Extracted data entries:

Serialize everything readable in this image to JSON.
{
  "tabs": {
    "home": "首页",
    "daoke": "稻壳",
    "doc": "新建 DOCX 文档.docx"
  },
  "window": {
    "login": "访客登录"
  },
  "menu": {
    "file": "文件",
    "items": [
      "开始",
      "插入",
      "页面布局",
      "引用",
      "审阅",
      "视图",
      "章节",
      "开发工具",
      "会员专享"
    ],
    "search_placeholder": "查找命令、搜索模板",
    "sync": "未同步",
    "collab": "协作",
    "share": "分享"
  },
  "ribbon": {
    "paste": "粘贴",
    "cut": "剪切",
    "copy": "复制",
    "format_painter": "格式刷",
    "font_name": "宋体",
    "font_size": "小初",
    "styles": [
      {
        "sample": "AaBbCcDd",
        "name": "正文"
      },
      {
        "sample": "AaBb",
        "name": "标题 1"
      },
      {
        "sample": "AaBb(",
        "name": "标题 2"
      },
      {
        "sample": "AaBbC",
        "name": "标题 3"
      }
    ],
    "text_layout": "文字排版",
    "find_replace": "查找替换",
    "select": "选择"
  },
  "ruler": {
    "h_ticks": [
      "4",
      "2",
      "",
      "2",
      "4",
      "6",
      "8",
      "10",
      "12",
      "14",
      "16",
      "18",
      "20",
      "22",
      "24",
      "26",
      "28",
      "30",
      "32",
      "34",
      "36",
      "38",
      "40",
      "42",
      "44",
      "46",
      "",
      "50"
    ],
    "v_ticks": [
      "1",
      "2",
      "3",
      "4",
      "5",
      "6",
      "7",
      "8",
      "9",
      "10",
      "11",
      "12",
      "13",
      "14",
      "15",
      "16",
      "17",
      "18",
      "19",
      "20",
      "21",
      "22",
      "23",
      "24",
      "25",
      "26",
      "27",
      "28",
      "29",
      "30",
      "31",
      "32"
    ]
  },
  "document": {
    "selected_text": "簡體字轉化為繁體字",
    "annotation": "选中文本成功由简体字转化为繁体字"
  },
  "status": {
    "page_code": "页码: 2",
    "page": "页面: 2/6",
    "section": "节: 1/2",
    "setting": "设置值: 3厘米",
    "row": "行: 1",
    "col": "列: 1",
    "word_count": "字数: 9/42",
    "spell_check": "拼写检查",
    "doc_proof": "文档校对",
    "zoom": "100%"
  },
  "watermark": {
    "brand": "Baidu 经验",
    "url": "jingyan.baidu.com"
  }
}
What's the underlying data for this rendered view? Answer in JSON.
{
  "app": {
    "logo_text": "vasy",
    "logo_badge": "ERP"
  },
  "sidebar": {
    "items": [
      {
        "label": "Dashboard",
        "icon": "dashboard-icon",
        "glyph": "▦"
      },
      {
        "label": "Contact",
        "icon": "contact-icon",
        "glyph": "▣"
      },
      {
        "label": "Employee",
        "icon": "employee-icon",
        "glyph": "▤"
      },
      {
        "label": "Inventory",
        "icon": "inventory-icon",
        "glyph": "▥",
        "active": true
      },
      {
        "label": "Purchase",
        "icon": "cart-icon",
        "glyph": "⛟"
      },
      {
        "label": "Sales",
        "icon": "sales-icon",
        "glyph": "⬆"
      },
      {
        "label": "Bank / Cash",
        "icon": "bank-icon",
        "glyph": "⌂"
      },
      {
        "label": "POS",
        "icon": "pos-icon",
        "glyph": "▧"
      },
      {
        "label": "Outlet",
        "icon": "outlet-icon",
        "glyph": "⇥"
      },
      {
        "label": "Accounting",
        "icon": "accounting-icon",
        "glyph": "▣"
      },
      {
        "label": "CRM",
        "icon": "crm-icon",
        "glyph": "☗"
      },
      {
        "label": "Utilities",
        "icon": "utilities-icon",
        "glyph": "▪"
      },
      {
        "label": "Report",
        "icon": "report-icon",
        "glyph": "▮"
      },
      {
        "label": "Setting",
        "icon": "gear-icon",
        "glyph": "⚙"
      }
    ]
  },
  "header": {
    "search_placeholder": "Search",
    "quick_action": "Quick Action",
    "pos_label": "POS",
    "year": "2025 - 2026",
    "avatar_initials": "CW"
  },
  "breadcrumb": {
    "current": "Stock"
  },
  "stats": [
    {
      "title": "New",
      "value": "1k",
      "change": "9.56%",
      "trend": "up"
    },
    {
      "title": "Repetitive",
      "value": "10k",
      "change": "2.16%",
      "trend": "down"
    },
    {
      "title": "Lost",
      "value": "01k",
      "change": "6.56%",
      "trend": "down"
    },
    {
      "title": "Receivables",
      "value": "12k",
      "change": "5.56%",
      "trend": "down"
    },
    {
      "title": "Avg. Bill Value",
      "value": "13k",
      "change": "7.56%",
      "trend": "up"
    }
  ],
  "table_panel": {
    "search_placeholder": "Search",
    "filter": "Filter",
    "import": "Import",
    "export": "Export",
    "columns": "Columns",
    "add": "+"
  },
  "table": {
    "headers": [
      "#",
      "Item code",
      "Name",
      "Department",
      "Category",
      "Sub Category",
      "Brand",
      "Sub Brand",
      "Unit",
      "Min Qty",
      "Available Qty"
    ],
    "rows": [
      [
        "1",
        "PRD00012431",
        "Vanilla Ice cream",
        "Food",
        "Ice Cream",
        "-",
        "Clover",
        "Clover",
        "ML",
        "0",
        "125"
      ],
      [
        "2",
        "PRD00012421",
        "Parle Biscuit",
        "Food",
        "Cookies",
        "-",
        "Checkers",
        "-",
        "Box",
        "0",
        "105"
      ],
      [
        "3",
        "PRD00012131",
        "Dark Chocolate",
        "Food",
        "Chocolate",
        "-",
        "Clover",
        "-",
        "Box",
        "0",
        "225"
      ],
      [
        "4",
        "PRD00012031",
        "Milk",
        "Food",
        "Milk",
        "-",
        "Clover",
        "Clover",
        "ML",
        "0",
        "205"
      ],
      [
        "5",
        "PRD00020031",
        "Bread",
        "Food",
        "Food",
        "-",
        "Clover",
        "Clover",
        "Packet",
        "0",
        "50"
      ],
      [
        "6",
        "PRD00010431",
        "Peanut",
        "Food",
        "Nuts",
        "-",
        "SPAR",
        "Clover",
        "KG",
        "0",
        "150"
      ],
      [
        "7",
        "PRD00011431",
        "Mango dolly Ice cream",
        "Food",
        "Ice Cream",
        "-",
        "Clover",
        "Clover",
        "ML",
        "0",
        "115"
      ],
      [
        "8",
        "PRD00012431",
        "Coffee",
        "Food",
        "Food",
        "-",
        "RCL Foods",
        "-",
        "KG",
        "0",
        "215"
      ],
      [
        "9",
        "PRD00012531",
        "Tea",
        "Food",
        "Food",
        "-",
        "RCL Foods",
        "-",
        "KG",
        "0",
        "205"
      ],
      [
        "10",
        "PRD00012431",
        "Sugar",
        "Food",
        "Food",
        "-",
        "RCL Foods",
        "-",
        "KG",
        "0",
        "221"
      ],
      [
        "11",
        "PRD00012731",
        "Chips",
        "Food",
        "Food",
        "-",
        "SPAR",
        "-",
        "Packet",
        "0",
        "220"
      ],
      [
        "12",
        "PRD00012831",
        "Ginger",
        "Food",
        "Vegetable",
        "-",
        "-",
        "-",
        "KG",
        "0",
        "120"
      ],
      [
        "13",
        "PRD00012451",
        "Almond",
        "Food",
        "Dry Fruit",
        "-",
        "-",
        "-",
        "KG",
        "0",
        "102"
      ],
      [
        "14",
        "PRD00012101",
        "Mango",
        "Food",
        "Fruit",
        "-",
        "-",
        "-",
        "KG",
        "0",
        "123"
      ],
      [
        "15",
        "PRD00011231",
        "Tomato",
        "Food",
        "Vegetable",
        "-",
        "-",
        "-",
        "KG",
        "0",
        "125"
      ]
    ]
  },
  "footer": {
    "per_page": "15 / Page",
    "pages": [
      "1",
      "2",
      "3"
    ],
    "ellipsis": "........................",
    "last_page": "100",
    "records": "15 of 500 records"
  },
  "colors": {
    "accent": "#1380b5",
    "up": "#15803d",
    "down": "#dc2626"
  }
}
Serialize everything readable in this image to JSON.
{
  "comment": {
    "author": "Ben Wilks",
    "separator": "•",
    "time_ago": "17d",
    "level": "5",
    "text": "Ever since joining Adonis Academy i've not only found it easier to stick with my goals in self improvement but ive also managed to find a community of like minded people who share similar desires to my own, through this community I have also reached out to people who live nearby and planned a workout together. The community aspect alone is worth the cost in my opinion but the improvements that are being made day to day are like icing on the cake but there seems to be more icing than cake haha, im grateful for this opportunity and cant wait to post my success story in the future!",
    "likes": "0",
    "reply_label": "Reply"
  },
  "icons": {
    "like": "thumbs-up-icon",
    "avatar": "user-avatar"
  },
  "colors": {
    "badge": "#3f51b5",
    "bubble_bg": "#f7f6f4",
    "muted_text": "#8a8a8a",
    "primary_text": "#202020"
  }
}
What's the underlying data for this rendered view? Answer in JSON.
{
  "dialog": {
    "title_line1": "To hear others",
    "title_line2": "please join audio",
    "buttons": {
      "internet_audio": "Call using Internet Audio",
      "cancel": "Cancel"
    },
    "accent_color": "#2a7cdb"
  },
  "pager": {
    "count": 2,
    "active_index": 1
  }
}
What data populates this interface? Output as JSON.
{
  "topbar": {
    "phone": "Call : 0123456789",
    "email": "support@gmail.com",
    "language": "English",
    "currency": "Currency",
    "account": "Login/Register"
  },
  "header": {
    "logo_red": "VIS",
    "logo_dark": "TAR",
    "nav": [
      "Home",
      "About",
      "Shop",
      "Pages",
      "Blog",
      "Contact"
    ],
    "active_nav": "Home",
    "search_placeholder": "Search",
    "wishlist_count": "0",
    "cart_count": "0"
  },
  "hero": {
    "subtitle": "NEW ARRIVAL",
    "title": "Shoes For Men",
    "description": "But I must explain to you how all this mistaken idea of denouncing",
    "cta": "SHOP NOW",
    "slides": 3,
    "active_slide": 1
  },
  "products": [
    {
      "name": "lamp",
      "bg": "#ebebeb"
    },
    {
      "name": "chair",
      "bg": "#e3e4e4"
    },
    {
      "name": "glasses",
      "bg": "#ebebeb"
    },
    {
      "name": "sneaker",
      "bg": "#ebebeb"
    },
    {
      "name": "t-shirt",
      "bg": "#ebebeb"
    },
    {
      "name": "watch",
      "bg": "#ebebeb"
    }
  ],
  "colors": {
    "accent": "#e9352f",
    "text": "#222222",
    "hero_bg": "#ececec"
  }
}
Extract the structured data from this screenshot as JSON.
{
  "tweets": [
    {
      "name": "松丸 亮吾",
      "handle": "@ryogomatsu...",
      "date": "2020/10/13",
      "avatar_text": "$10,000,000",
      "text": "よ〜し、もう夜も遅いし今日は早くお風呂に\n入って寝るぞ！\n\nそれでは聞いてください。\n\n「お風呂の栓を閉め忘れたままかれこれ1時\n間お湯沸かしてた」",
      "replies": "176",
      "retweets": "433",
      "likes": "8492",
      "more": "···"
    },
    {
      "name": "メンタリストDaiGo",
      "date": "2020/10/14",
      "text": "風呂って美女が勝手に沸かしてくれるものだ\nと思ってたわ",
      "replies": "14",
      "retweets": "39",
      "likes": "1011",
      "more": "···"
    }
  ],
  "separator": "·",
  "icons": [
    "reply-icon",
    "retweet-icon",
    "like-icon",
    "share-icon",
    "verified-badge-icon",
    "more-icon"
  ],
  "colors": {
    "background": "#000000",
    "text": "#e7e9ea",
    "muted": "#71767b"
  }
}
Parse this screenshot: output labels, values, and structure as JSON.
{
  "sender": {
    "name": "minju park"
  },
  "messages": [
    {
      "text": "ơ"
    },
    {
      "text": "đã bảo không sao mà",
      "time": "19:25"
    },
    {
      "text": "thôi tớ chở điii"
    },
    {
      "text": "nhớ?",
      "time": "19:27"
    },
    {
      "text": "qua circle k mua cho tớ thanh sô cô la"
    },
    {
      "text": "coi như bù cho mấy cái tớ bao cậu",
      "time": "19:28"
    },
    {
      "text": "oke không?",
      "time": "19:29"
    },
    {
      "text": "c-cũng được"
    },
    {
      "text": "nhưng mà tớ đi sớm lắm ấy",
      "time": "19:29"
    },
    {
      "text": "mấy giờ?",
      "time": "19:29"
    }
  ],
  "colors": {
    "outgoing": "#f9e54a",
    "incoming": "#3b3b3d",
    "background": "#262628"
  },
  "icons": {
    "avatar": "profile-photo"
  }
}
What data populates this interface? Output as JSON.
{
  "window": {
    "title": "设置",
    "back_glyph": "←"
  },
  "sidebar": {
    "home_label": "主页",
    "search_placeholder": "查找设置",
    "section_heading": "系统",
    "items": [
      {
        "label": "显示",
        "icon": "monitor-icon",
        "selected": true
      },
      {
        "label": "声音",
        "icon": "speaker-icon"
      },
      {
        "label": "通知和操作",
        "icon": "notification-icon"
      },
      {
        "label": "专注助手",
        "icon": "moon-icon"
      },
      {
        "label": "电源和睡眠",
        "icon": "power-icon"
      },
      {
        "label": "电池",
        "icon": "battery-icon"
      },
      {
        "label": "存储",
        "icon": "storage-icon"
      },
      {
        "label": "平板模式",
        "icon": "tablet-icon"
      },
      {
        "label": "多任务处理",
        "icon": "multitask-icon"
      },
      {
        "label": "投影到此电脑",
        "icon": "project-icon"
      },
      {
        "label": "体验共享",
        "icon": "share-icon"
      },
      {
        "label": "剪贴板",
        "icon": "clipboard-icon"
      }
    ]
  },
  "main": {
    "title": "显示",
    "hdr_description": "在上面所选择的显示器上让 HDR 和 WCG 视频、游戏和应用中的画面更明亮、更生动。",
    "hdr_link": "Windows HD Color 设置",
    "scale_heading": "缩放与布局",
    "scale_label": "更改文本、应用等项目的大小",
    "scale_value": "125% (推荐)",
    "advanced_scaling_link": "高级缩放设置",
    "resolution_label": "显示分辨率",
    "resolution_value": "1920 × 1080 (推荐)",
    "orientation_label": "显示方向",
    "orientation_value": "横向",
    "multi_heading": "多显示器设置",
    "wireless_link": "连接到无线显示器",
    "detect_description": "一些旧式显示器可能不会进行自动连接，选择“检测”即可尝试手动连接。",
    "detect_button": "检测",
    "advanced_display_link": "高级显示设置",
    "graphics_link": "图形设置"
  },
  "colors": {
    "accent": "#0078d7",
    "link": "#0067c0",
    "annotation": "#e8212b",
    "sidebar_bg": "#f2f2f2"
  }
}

WRITTEN INSTRUCTION:
Gather every line containing the word "screenshot" and copy it.

SOLUTION TO THE EXERCISE:
Extract the structured data from this screenshot as JSON.
Parse this screenshot: output labels, values, and structure as JSON.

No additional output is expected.